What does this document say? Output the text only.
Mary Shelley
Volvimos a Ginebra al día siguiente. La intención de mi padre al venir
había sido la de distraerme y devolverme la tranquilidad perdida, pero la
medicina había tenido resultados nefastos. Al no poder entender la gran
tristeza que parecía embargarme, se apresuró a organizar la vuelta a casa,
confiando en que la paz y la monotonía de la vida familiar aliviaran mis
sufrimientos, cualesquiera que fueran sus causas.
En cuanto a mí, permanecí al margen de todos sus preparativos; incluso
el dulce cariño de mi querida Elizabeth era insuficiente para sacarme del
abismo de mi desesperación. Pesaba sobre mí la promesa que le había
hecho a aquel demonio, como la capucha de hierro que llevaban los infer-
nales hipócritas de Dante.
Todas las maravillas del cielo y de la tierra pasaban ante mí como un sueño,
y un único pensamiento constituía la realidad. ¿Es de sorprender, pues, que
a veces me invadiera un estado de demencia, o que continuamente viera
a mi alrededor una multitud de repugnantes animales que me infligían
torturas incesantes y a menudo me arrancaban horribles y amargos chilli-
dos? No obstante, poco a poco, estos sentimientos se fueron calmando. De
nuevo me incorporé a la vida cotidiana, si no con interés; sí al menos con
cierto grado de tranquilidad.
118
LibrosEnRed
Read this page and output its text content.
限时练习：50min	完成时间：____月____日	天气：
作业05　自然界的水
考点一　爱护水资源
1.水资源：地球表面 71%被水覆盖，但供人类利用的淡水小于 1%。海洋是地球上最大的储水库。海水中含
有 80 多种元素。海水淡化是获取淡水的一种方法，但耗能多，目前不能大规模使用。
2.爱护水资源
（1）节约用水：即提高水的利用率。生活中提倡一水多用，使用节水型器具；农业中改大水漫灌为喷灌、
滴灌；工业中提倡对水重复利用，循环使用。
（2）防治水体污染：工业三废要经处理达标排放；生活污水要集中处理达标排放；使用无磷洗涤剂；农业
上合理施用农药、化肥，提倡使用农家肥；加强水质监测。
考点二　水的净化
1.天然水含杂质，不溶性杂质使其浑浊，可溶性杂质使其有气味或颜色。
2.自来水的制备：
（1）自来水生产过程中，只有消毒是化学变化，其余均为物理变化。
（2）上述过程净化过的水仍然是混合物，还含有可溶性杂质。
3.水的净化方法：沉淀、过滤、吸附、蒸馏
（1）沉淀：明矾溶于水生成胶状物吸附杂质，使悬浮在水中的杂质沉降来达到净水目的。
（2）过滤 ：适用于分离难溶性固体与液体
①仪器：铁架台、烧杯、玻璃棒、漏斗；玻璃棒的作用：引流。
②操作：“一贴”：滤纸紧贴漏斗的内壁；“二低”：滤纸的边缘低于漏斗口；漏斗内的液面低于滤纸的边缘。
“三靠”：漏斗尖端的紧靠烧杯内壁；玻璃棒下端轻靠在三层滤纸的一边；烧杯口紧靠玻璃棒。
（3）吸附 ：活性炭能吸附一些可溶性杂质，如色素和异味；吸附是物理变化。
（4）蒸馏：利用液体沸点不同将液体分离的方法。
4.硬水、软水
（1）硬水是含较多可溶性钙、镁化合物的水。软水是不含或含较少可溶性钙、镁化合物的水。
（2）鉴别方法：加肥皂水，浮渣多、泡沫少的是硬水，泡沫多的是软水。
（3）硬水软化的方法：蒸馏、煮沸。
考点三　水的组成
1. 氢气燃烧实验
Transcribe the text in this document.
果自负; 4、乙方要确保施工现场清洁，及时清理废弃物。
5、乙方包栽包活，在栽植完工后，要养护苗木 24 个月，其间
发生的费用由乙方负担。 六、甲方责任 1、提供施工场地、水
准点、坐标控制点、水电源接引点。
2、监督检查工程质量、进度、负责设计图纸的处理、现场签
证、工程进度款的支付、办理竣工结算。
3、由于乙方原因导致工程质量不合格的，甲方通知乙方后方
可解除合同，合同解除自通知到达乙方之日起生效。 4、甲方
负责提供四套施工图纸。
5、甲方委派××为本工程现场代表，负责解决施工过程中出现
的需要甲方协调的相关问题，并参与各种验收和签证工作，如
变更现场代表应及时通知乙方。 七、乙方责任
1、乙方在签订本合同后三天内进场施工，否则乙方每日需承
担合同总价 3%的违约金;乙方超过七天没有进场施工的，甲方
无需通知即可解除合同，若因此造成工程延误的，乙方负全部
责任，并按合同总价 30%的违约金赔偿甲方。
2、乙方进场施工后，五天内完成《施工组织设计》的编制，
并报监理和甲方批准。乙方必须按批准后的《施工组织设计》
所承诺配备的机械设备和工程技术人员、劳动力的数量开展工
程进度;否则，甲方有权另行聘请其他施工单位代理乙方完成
----
*EXERCISE REQUIREMENTS*: Identify lines with the string "施工组织设计". Copy each one.

*TASK OUTPUT*:
2、乙方进场施工后，五天内完成《施工组织设计》的编制，
并报监理和甲方批准。乙方必须按批准后的《施工组织设计》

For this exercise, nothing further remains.